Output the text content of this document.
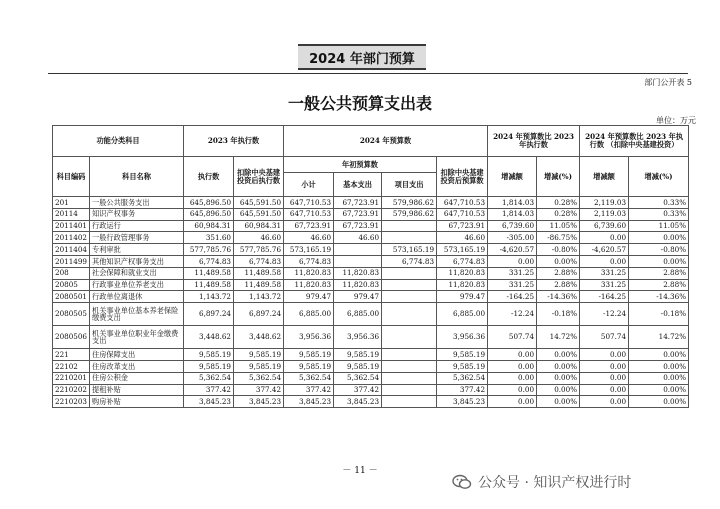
2024 年部门预算
部门公开表 5
一般公共预算支出表
单位：万元
功能分类科目		2023 年执行数		2024 年预算数				2024 年预算数比 2023 年执行数		2024 年预算数比 2023 年执行数 （扣除中央基建投资）	
科目编码	科目名称	执行数	扣除中央基建投资后执行数	年初预算数			扣除中央基建投资后预算数	增减额	增减(%)	增减额	增减(%)
				小计	基本支出	项目支出					
201	一般公共服务支出	645,896.50	645,591.50	647,710.53	67,723.91	579,986.62	647,710.53	1,814.03	0.28%	2,119.03	0.33%
20114	知识产权事务	645,896.50	645,591.50	647,710.53	67,723.91	579,986.62	647,710.53	1,814.03	0.28%	2,119.03	0.33%
2011401	行政运行	60,984.31	60,984.31	67,723.91	67,723.91		67,723.91	6,739.60	11.05%	6,739.60	11.05%
2011402	一般行政管理事务	351.60	46.60	46.60	46.60		46.60	-305.00	-86.75%	0.00	0.00%
2011404	专利审批	577,785.76	577,785.76	573,165.19		573,165.19	573,165.19	-4,620.57	-0.80%	-4,620.57	-0.80%
2011499	其他知识产权事务支出	6,774.83	6,774.83	6,774.83		6,774.83	6,774.83	0.00	0.00%	0.00	0.00%
208	社会保障和就业支出	11,489.58	11,489.58	11,820.83	11,820.83		11,820.83	331.25	2.88%	331.25	2.88%
20805	行政事业单位养老支出	11,489.58	11,489.58	11,820.83	11,820.83		11,820.83	331.25	2.88%	331.25	2.88%
2080501	行政单位离退休	1,143.72	1,143.72	979.47	979.47		979.47	-164.25	-14.36%	-164.25	-14.36%
2080505	机关事业单位基本养老保险缴费支出	6,897.24	6,897.24	6,885.00	6,885.00		6,885.00	-12.24	-0.18%	-12.24	-0.18%
2080506	机关事业单位职业年金缴费支出	3,448.62	3,448.62	3,956.36	3,956.36		3,956.36	507.74	14.72%	507.74	14.72%
221	住房保障支出	9,585.19	9,585.19	9,585.19	9,585.19		9,585.19	0.00	0.00%	0.00	0.00%
22102	住房改革支出	9,585.19	9,585.19	9,585.19	9,585.19		9,585.19	0.00	0.00%	0.00	0.00%
2210201	住房公积金	5,362.54	5,362.54	5,362.54	5,362.54		5,362.54	0.00	0.00%	0.00	0.00%
2210202	提租补贴	377.42	377.42	377.42	377.42		377.42	0.00	0.00%	0.00	0.00%
2210203	购房补贴	3,845.23	3,845.23	3,845.23	3,845.23		3,845.23	0.00	0.00%	0.00	0.00%
－ 11 －
公众号 · 知识产权进行时
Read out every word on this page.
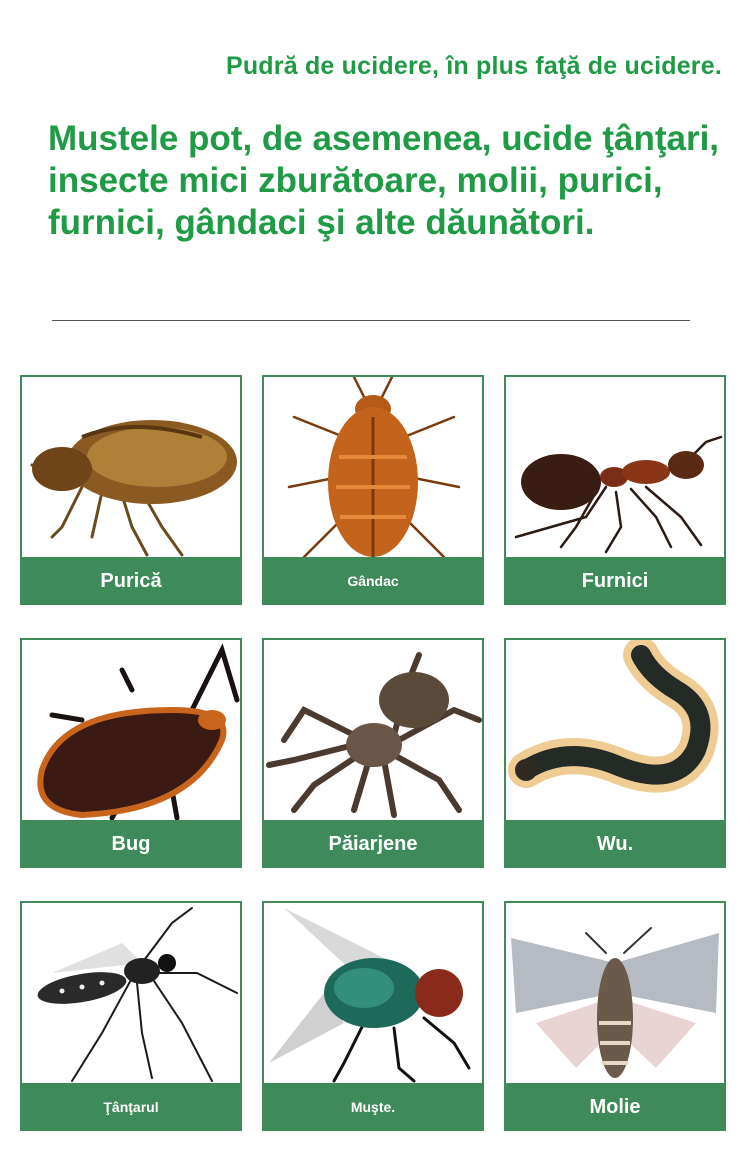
Pudră de ucidere, în plus faţă de ucidere.
Mustele pot, de asemenea, ucide ţânţari, insecte mici zburătoare, molii, purici, furnici, gândaci şi alte dăunători.
Purică	Gândac	Furnici
Bug	Păiarjene	Wu.
Ţânţarul	Muşte.	Molie
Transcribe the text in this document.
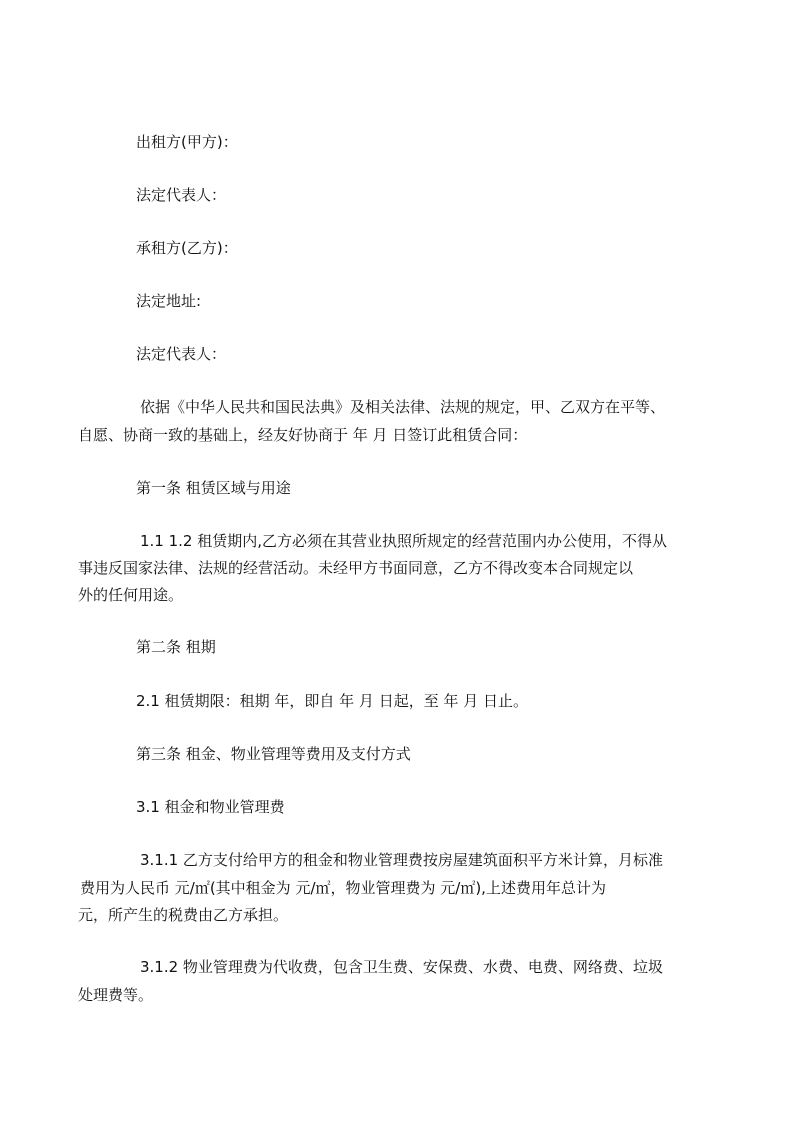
出租方(甲方)：

法定代表人：

承租方(乙方)：

法定地址:

法定代表人：

依据《中华人民共和国民法典》及相关法律、法规的规定，甲、乙双方在平等、

自愿、协商一致的基础上，经友好协商于 年 月 日签订此租赁合同：

第一条 租赁区域与用途

1.1 1.2 租赁期内,乙方必须在其营业执照所规定的经营范围内办公使用，不得从

事违反国家法律、法规的经营活动。未经甲方书面同意，乙方不得改变本合同规定以

外的任何用途。

第二条 租期

2.1 租赁期限：租期 年，即自 年 月 日起，至 年 月 日止。

第三条 租金、物业管理等费用及支付方式

3.1 租金和物业管理费

3.1.1 乙方支付给甲方的租金和物业管理费按房屋建筑面积平方米计算，月标准

费用为人民币 元/㎡(其中租金为 元/㎡，物业管理费为 元/㎡),上述费用年总计为

元，所产生的税费由乙方承担。

3.1.2 物业管理费为代收费，包含卫生费、安保费、水费、电费、网络费、垃圾

处理费等。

### [REQUIRED TASK]
Transcribe each entry above exactly, apart from the pictures.

### [OUTPUT OF THE EXERCISE]
Output the text content of this document.
2024 年部门预算
部门公开表 5
一般公共预算支出表
单位：万元
功能分类科目		2023 年执行数		2024 年预算数				2024 年预算数比 2023 年执行数		2024 年预算数比 2023 年执行数 （扣除中央基建投资）	
科目编码	科目名称	执行数	扣除中央基建投资后执行数	年初预算数			扣除中央基建投资后预算数	增减额	增减(%)	增减额	增减(%)
				小计	基本支出	项目支出					
201	一般公共服务支出	645,896.50	645,591.50	647,710.53	67,723.91	579,986.62	647,710.53	1,814.03	0.28%	2,119.03	0.33%
20114	知识产权事务	645,896.50	645,591.50	647,710.53	67,723.91	579,986.62	647,710.53	1,814.03	0.28%	2,119.03	0.33%
2011401	行政运行	60,984.31	60,984.31	67,723.91	67,723.91		67,723.91	6,739.60	11.05%	6,739.60	11.05%
2011402	一般行政管理事务	351.60	46.60	46.60	46.60		46.60	-305.00	-86.75%	0.00	0.00%
2011404	专利审批	577,785.76	577,785.76	573,165.19		573,165.19	573,165.19	-4,620.57	-0.80%	-4,620.57	-0.80%
2011499	其他知识产权事务支出	6,774.83	6,774.83	6,774.83		6,774.83	6,774.83	0.00	0.00%	0.00	0.00%
208	社会保障和就业支出	11,489.58	11,489.58	11,820.83	11,820.83		11,820.83	331.25	2.88%	331.25	2.88%
20805	行政事业单位养老支出	11,489.58	11,489.58	11,820.83	11,820.83		11,820.83	331.25	2.88%	331.25	2.88%
2080501	行政单位离退休	1,143.72	1,143.72	979.47	979.47		979.47	-164.25	-14.36%	-164.25	-14.36%
2080505	机关事业单位基本养老保险缴费支出	6,897.24	6,897.24	6,885.00	6,885.00		6,885.00	-12.24	-0.18%	-12.24	-0.18%
2080506	机关事业单位职业年金缴费支出	3,448.62	3,448.62	3,956.36	3,956.36		3,956.36	507.74	14.72%	507.74	14.72%
221	住房保障支出	9,585.19	9,585.19	9,585.19	9,585.19		9,585.19	0.00	0.00%	0.00	0.00%
22102	住房改革支出	9,585.19	9,585.19	9,585.19	9,585.19		9,585.19	0.00	0.00%	0.00	0.00%
2210201	住房公积金	5,362.54	5,362.54	5,362.54	5,362.54		5,362.54	0.00	0.00%	0.00	0.00%
2210202	提租补贴	377.42	377.42	377.42	377.42		377.42	0.00	0.00%	0.00	0.00%
2210203	购房补贴	3,845.23	3,845.23	3,845.23	3,845.23		3,845.23	0.00	0.00%	0.00	0.00%
－ 11 －
公众号 · 知识产权进行时
Read out every word on this page.
Pudră de ucidere, în plus faţă de ucidere.
Mustele pot, de asemenea, ucide ţânţari, insecte mici zburătoare, molii, purici, furnici, gândaci şi alte dăunători.
Purică	Gândac	Furnici
Bug	Păiarjene	Wu.
Ţânţarul	Muşte.	Molie
Transcribe the text in this document.
出租方(甲方)：

法定代表人：

承租方(乙方)：

法定地址:

法定代表人：

依据《中华人民共和国民法典》及相关法律、法规的规定，甲、乙双方在平等、

自愿、协商一致的基础上，经友好协商于 年 月 日签订此租赁合同：

第一条 租赁区域与用途

1.1 1.2 租赁期内,乙方必须在其营业执照所规定的经营范围内办公使用，不得从

事违反国家法律、法规的经营活动。未经甲方书面同意，乙方不得改变本合同规定以

外的任何用途。

第二条 租期

2.1 租赁期限：租期 年，即自 年 月 日起，至 年 月 日止。

第三条 租金、物业管理等费用及支付方式

3.1 租金和物业管理费

3.1.1 乙方支付给甲方的租金和物业管理费按房屋建筑面积平方米计算，月标准

费用为人民币 元/㎡(其中租金为 元/㎡，物业管理费为 元/㎡),上述费用年总计为

元，所产生的税费由乙方承担。

3.1.2 物业管理费为代收费，包含卫生费、安保费、水费、电费、网络费、垃圾

处理费等。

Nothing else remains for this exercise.